===== Provided information
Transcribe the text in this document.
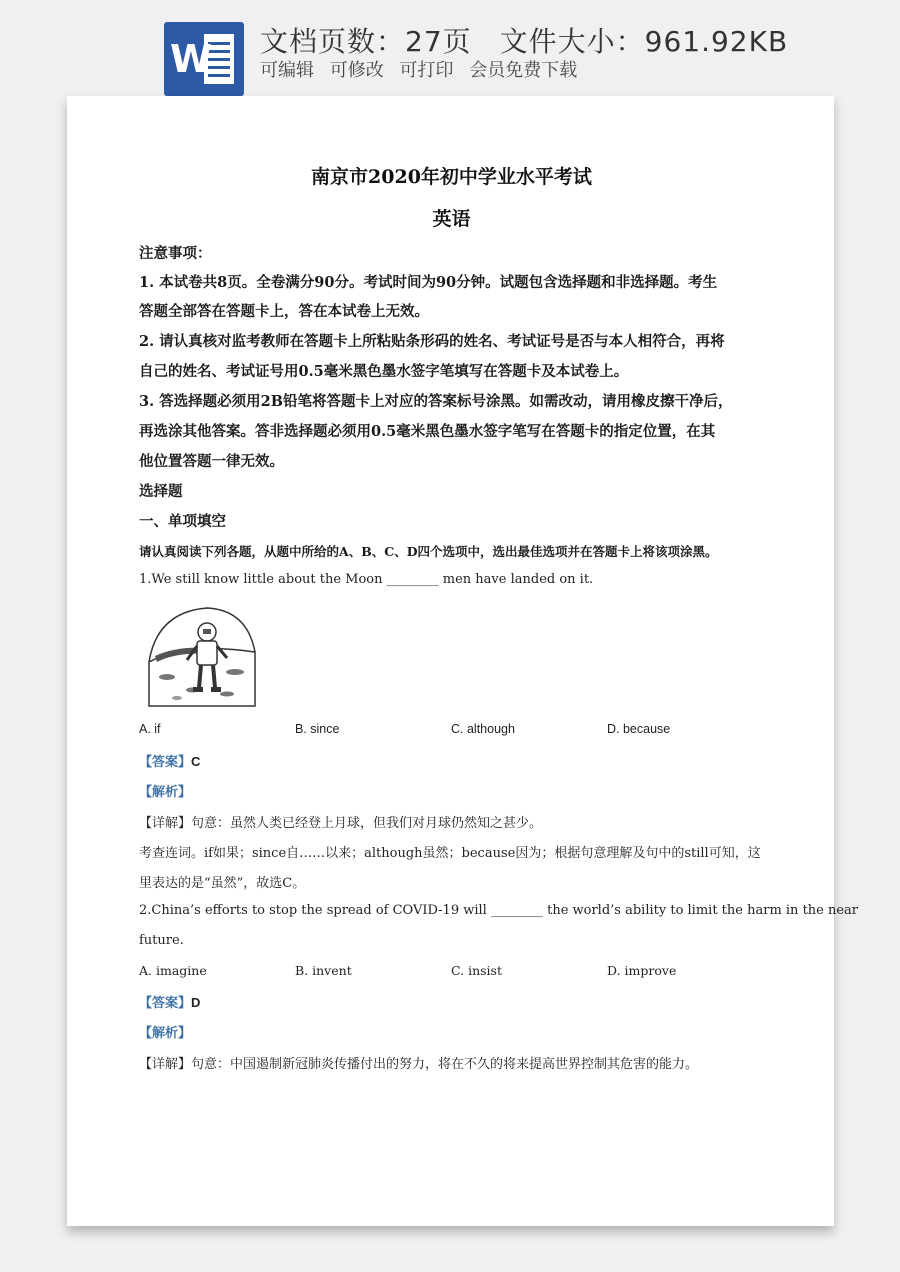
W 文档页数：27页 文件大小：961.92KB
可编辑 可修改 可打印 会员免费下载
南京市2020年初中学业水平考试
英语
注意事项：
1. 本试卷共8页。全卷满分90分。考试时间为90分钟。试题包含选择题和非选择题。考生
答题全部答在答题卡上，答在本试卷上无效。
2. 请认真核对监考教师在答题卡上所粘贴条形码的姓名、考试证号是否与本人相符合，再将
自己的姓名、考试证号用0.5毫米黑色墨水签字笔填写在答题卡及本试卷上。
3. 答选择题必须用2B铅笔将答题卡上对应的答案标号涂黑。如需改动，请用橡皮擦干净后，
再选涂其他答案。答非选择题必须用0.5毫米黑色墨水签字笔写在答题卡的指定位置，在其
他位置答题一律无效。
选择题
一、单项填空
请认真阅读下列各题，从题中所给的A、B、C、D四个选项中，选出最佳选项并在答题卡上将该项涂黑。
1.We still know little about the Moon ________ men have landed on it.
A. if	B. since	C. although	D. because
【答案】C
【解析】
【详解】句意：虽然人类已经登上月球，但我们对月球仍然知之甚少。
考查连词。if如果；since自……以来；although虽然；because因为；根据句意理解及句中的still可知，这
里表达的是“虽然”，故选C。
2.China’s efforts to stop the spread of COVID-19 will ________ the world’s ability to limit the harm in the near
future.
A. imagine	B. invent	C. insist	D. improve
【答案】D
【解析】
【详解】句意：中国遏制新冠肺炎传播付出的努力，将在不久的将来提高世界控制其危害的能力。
==========
===== Provided information
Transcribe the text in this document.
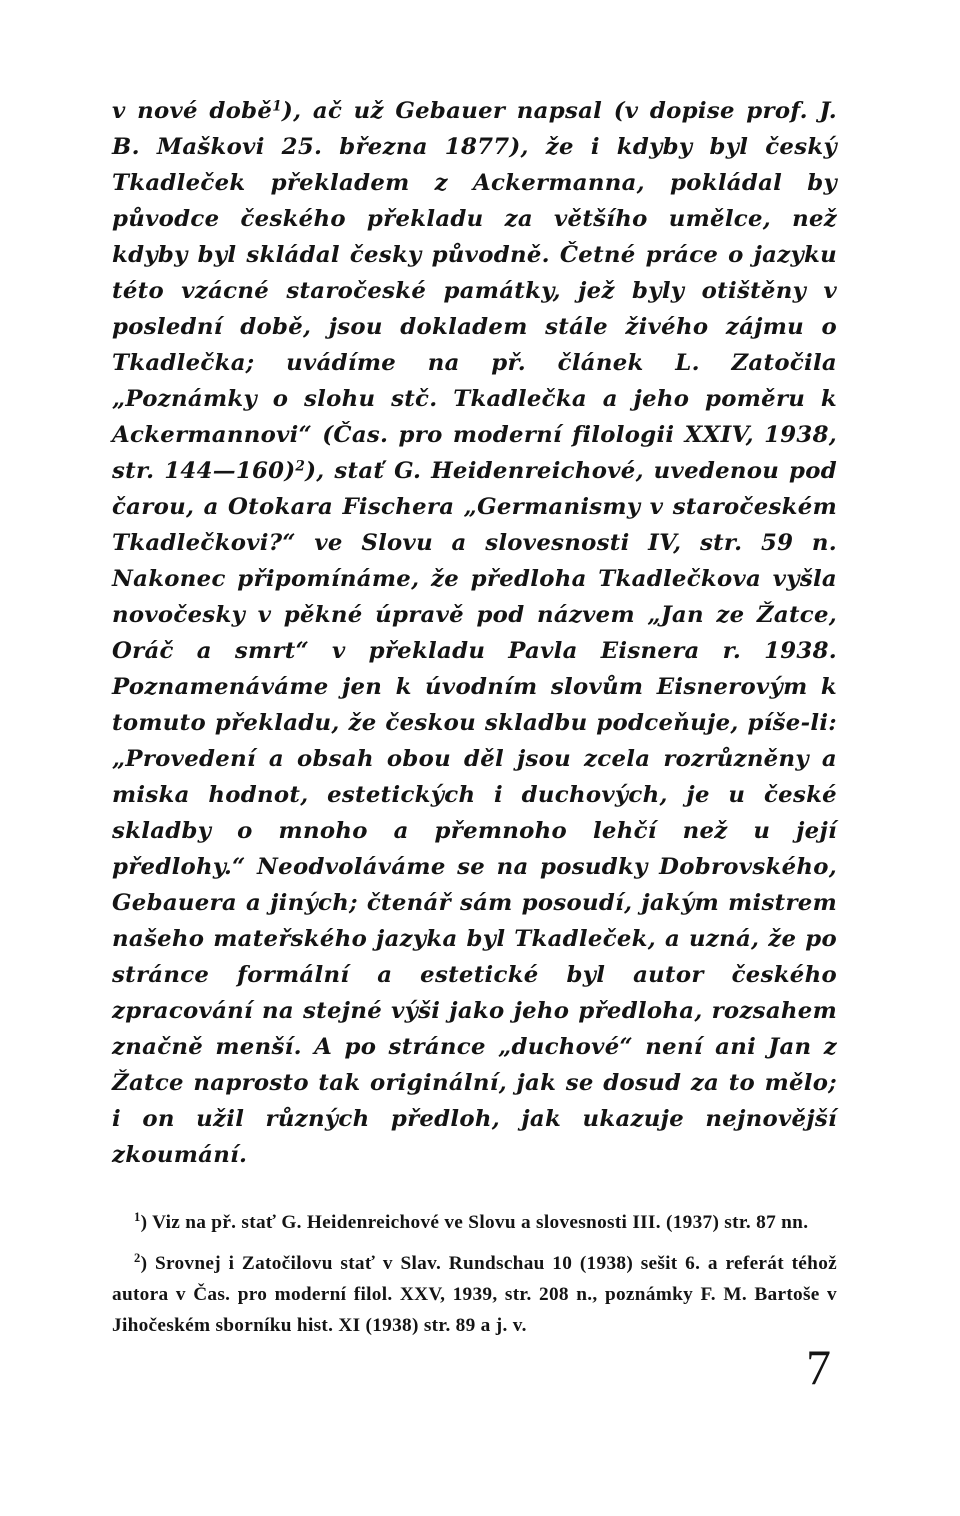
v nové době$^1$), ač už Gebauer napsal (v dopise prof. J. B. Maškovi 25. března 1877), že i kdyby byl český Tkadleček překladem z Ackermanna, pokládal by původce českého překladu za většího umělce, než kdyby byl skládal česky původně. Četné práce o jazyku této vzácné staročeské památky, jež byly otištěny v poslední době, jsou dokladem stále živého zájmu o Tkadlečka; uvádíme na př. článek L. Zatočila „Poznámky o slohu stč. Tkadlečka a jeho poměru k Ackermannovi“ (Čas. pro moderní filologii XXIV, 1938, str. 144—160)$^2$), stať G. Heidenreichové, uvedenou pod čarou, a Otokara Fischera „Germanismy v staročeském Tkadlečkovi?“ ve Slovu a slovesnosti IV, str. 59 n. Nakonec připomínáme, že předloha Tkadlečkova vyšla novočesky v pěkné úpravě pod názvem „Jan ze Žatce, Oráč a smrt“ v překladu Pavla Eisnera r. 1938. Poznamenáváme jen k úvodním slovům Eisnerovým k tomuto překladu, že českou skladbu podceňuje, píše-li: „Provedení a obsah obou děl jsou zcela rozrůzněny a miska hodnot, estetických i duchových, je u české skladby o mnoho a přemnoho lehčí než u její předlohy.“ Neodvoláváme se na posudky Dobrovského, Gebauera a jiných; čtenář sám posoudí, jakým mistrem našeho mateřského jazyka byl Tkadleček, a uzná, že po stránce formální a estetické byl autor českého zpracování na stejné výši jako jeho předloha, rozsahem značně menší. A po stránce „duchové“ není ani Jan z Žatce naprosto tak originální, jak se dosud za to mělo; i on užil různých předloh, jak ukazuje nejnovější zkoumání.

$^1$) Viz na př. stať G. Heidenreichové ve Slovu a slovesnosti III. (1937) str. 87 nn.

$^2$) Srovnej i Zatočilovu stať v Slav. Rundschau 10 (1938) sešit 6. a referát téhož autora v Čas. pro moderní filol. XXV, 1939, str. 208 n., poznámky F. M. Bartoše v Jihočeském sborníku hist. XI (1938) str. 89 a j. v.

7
==========
===== Provided information
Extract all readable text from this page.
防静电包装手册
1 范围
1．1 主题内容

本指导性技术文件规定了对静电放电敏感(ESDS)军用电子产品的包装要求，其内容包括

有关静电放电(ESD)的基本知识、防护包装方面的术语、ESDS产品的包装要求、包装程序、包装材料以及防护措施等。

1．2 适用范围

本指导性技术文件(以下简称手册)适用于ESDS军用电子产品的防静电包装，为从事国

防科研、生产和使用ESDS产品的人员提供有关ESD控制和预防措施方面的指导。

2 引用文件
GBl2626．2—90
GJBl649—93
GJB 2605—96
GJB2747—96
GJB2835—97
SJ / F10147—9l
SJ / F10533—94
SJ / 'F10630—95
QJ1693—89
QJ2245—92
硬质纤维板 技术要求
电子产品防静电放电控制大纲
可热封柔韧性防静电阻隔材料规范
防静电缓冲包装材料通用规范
==========
— Directions for this task —
Show the lines where the word "stať" appears in the entries.

— Exercise answer —
v nové době$^1$), ač už Gebauer napsal (v dopise prof. J. B. Maškovi 25. března 1877), že i kdyby byl český Tkadleček překladem z Ackermanna, pokládal by původce českého překladu za většího umělce, než kdyby byl skládal česky původně. Četné práce o jazyku této vzácné staročeské památky, jež byly otištěny v poslední době, jsou dokladem stále živého zájmu o Tkadlečka; uvádíme na př. článek L. Zatočila „Poznámky o slohu stč. Tkadlečka a jeho poměru k Ackermannovi“ (Čas. pro moderní filologii XXIV, 1938, str. 144—160)$^2$), stať G. Heidenreichové, uvedenou pod čarou, a Otokara Fischera „Germanismy v staročeském Tkadlečkovi?“ ve Slovu a slovesnosti IV, str. 59 n. Nakonec připomínáme, že předloha Tkadlečkova vyšla novočesky v pěkné úpravě pod názvem „Jan ze Žatce, Oráč a smrt“ v překladu Pavla Eisnera r. 1938. Poznamenáváme jen k úvodním slovům Eisnerovým k tomuto překladu, že českou skladbu podceňuje, píše-li: „Provedení a obsah obou děl jsou zcela rozrůzněny a miska hodnot, estetických i duchových, je u české skladby o mnoho a přemnoho lehčí než u její předlohy.“ Neodvoláváme se na posudky Dobrovského, Gebauera a jiných; čtenář sám posoudí, jakým mistrem našeho mateřského jazyka byl Tkadleček, a uzná, že po stránce formální a estetické byl autor českého zpracování na stejné výši jako jeho předloha, rozsahem značně menší. A po stránce „duchové“ není ani Jan z Žatce naprosto tak originální, jak se dosud za to mělo; i on užil různých předloh, jak ukazuje nejnovější zkoumání.
$^1$) Viz na př. stať G. Heidenreichové ve Slovu a slovesnosti III. (1937) str. 87 nn.
$^2$) Srovnej i Zatočilovu stať v Slav. Rundschau 10 (1938) sešit 6. a referát téhož autora v Čas. pro moderní filol. XXV, 1939, str. 208 n., poznámky F. M. Bartoše v Jihočeském sborníku hist. XI (1938) str. 89 a j. v.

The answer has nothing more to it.